### Excerpted data ###

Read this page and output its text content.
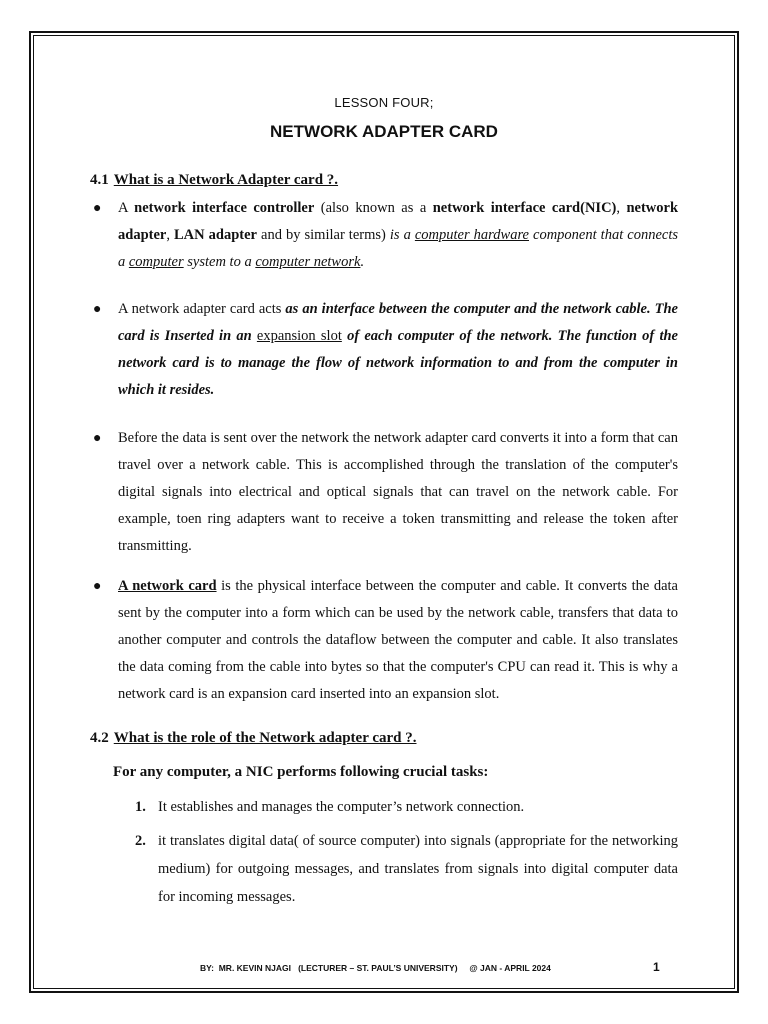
LESSON FOUR;
NETWORK ADAPTER CARD
4.1 What is a Network Adapter card ?.
● A network interface controller (also known as a network interface card(NIC), network adapter, LAN adapter and by similar terms) is a computer hardware component that connects a computer system to a computer network.
● A network adapter card acts as an interface between the computer and the network cable. The card is Inserted in an expansion slot of each computer of the network. The function of the network card is to manage the flow of network information to and from the computer in which it resides.
● Before the data is sent over the network the network adapter card converts it into a form that can travel over a network cable. This is accomplished through the translation of the computer's digital signals into electrical and optical signals that can travel on the network cable. For example, toen ring adapters want to receive a token transmitting and release the token after transmitting.
● A network card is the physical interface between the computer and cable. It converts the data sent by the computer into a form which can be used by the network cable, transfers that data to another computer and controls the dataflow between the computer and cable. It also translates the data coming from the cable into bytes so that the computer's CPU can read it. This is why a network card is an expansion card inserted into an expansion slot.
4.2 What is the role of the Network adapter card ?.
For any computer, a NIC performs following crucial tasks:
1. It establishes and manages the computer’s network connection.
2. it translates digital data( of source computer) into signals (appropriate for the networking medium) for outgoing messages, and translates from signals into digital computer data for incoming messages.
BY:  MR. KEVIN NJAGI   (LECTURER – ST. PAUL’S UNIVERSITY)     @ JAN - APRIL 2024	1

###

Written request:
Extract every line of the data exactly; pictures stay out.

Written response:
Read this page and output its text content.
LESSON FOUR;
NETWORK ADAPTER CARD
4.1 What is a Network Adapter card ?.
● A network interface controller (also known as a network interface card(NIC), network adapter, LAN adapter and by similar terms) is a computer hardware component that connects a computer system to a computer network.
● A network adapter card acts as an interface between the computer and the network cable. The card is Inserted in an expansion slot of each computer of the network. The function of the network card is to manage the flow of network information to and from the computer in which it resides.
● Before the data is sent over the network the network adapter card converts it into a form that can travel over a network cable. This is accomplished through the translation of the computer's digital signals into electrical and optical signals that can travel on the network cable. For example, toen ring adapters want to receive a token transmitting and release the token after transmitting.
● A network card is the physical interface between the computer and cable. It converts the data sent by the computer into a form which can be used by the network cable, transfers that data to another computer and controls the dataflow between the computer and cable. It also translates the data coming from the cable into bytes so that the computer's CPU can read it. This is why a network card is an expansion card inserted into an expansion slot.
4.2 What is the role of the Network adapter card ?.
For any computer, a NIC performs following crucial tasks:
1. It establishes and manages the computer’s network connection.
2. it translates digital data( of source computer) into signals (appropriate for the networking medium) for outgoing messages, and translates from signals into digital computer data for incoming messages.
BY:  MR. KEVIN NJAGI   (LECTURER – ST. PAUL’S UNIVERSITY)     @ JAN - APRIL 2024	1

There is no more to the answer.